**PROBLEM TO WORK ON**:
Only a number is wanted here: the number of lines of the data that include "module".

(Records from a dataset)

________________________

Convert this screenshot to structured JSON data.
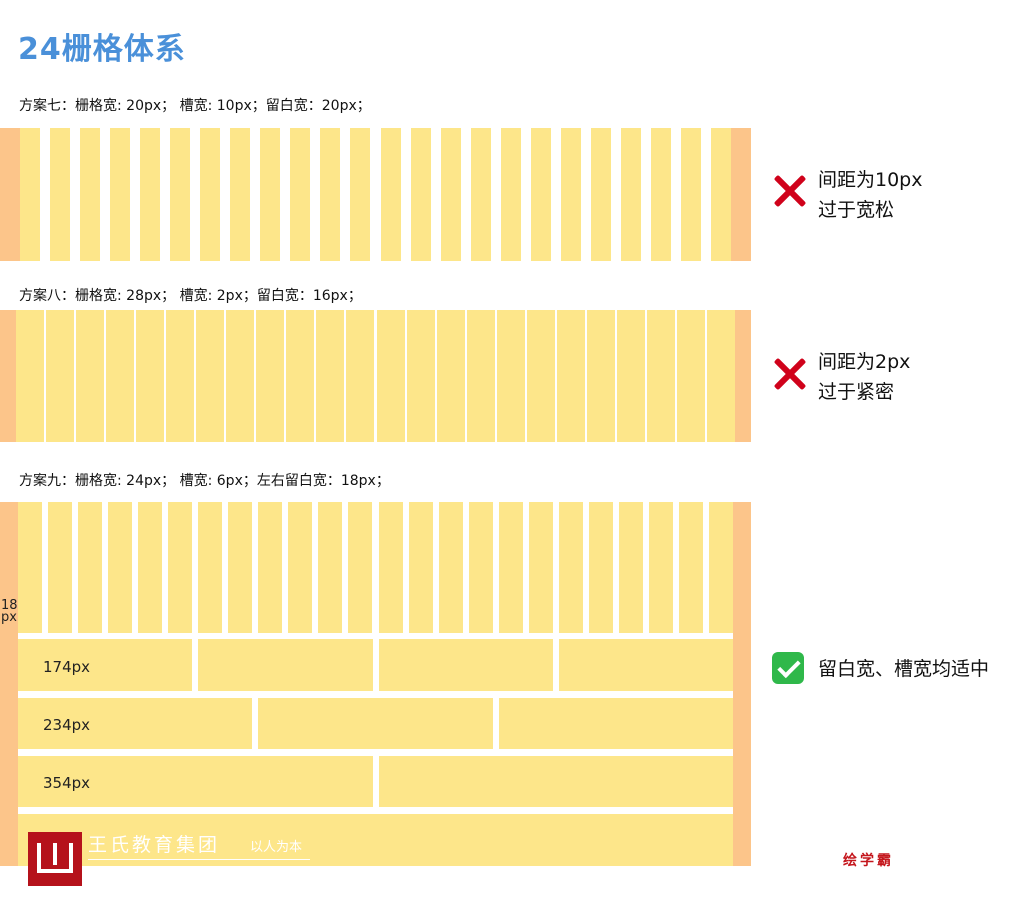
{
  "page": {
    "title": "24栅格体系",
    "colors": {
      "title": "#4a90d9",
      "margin": "#fcc58a",
      "column": "#fde68a",
      "cross": "#d0021b",
      "check": "#2fb84a"
    }
  },
  "scheme7": {
    "caption": "方案七：栅格宽: 20px；  槽宽: 10px；留白宽：20px；",
    "note_line1": "间距为10px",
    "note_line2": "过于宽松",
    "icon": "cross-icon"
  },
  "scheme8": {
    "caption": "方案八：栅格宽: 28px；  槽宽: 2px；留白宽：16px；",
    "note_line1": "间距为2px",
    "note_line2": "过于紧密",
    "icon": "cross-icon"
  },
  "scheme9": {
    "caption": "方案九：栅格宽: 24px；  槽宽: 6px；左右留白宽：18px；",
    "side_line1": "18",
    "side_line2": "px",
    "labels": [
      "174px",
      "234px",
      "354px"
    ],
    "note": "留白宽、槽宽均适中",
    "icon": "check-icon"
  },
  "footer": {
    "brand": "王氏教育集团",
    "slogan": "以人为本",
    "watermark": "绘学霸"
  }
}
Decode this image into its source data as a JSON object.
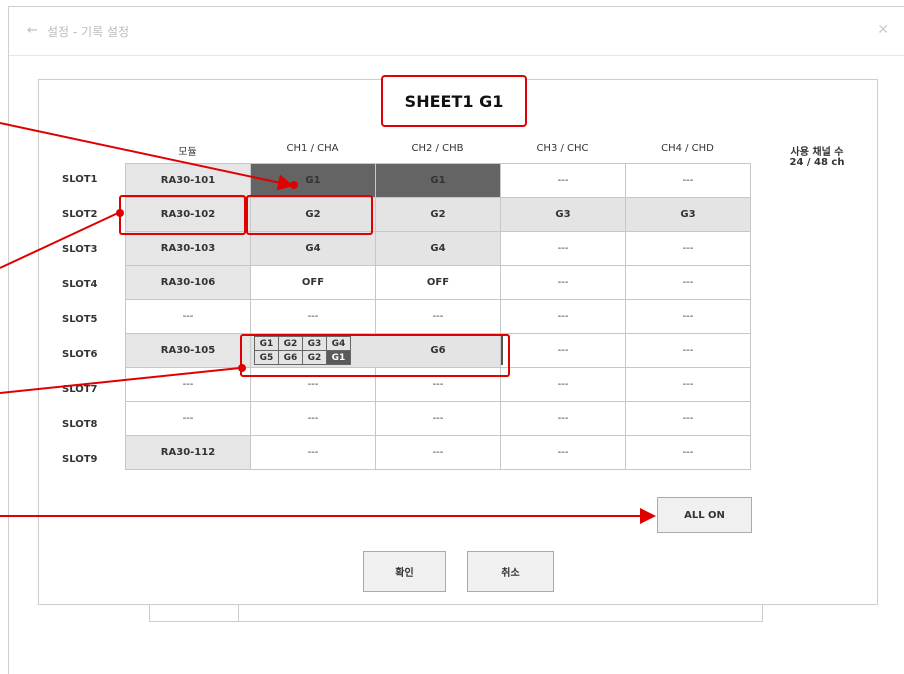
{
  "window": {
    "title": "설정 - 기록 설정",
    "back_icon": "arrow-left-icon",
    "close_icon": "close-icon"
  },
  "sheet": {
    "title": "SHEET1  G1"
  },
  "columns": {
    "module": "모듈",
    "ch1": "CH1 / CHA",
    "ch2": "CH2 / CHB",
    "ch3": "CH3 / CHC",
    "ch4": "CH4 / CHD"
  },
  "usage": {
    "label": "사용 채널 수",
    "value": "24 / 48 ch"
  },
  "slots": [
    {
      "label": "SLOT1",
      "module": "RA30-101",
      "ch1": "G1",
      "ch2": "G1",
      "ch3": "---",
      "ch4": "---"
    },
    {
      "label": "SLOT2",
      "module": "RA30-102",
      "ch1": "G2",
      "ch2": "G2",
      "ch3": "G3",
      "ch4": "G3"
    },
    {
      "label": "SLOT3",
      "module": "RA30-103",
      "ch1": "G4",
      "ch2": "G4",
      "ch3": "---",
      "ch4": "---"
    },
    {
      "label": "SLOT4",
      "module": "RA30-106",
      "ch1": "OFF",
      "ch2": "OFF",
      "ch3": "---",
      "ch4": "---"
    },
    {
      "label": "SLOT5",
      "module": "---",
      "ch1": "---",
      "ch2": "---",
      "ch3": "---",
      "ch4": "---"
    },
    {
      "label": "SLOT6",
      "module": "RA30-105",
      "ch1_groups": [
        "G1",
        "G2",
        "G3",
        "G4",
        "G5",
        "G6",
        "G2",
        "G1"
      ],
      "ch2": "G6",
      "ch3": "---",
      "ch4": "---"
    },
    {
      "label": "SLOT7",
      "module": "---",
      "ch1": "---",
      "ch2": "---",
      "ch3": "---",
      "ch4": "---"
    },
    {
      "label": "SLOT8",
      "module": "---",
      "ch1": "---",
      "ch2": "---",
      "ch3": "---",
      "ch4": "---"
    },
    {
      "label": "SLOT9",
      "module": "RA30-112",
      "ch1": "---",
      "ch2": "---",
      "ch3": "---",
      "ch4": "---"
    }
  ],
  "buttons": {
    "all_on": "ALL ON",
    "confirm": "확인",
    "cancel": "취소"
  },
  "colors": {
    "annotation": "#e00000",
    "selected_cell": "#646464",
    "group_cell": "#e4e4e4"
  }
}
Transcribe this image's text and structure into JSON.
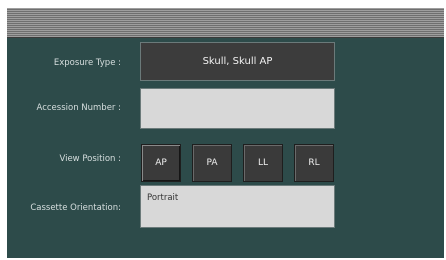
{
  "form": {
    "exposure_type_label": "Exposure Type :",
    "exposure_type_value": "Skull, Skull AP",
    "accession_number_label": "Accession Number :",
    "accession_number_value": "",
    "view_position_label": "View Position :",
    "view_positions": [
      "AP",
      "PA",
      "LL",
      "RL"
    ],
    "selected_view_position": "AP",
    "cassette_orientation_label": "Cassette Orientation:",
    "cassette_orientation_value": "Portrait"
  }
}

________________________

**THE ANSWER**:
10